The task:
Copy, in full, each line of the material that holds the word "circular".

Data provided:
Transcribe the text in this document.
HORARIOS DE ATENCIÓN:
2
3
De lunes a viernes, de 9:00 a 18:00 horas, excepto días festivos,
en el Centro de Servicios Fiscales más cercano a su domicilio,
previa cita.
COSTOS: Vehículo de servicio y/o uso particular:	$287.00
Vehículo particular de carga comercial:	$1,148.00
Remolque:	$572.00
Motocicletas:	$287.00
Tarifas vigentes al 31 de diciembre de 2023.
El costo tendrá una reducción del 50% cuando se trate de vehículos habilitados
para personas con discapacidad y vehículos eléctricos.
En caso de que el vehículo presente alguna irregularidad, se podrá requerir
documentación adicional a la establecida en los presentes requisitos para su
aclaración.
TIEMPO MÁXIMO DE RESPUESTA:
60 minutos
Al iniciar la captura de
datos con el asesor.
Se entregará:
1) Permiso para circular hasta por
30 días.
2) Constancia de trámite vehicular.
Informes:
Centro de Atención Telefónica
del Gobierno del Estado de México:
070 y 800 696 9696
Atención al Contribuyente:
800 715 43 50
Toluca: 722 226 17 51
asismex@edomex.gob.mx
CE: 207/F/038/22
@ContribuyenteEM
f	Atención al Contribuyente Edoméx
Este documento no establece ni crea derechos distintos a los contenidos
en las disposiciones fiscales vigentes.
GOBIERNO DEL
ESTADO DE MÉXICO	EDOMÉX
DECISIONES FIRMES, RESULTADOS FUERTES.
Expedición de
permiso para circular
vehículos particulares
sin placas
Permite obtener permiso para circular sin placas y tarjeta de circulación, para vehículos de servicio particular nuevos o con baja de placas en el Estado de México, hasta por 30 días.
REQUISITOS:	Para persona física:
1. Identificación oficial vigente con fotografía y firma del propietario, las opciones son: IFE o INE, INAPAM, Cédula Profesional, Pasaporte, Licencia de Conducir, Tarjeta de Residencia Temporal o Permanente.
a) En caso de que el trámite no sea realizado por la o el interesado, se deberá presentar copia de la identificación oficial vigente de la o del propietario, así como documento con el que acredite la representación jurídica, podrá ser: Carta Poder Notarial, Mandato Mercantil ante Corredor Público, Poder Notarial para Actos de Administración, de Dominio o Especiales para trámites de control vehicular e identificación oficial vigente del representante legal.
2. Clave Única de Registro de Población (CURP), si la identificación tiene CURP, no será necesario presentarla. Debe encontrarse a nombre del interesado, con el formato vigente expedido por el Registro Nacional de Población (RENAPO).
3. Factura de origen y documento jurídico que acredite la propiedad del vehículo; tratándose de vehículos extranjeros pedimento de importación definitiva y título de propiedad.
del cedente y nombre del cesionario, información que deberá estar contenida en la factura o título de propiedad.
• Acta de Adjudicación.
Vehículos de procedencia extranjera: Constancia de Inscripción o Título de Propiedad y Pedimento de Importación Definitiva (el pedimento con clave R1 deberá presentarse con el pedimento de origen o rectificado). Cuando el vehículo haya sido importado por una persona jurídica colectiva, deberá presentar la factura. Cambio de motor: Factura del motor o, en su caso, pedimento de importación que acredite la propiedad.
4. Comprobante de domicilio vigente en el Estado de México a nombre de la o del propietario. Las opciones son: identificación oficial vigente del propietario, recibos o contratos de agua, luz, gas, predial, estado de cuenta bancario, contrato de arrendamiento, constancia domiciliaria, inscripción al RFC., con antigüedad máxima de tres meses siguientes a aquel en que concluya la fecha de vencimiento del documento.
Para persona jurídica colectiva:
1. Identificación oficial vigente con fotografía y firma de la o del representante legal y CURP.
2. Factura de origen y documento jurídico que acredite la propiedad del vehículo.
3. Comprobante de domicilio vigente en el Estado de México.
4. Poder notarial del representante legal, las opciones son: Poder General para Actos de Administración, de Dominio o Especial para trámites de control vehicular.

Full answer:
1) Permiso para circular hasta por
permiso para circular
Permite obtener permiso para circular sin placas y tarjeta de circulación, para vehículos de servicio particular nuevos o con baja de placas en el Estado de México, hasta por 30 días.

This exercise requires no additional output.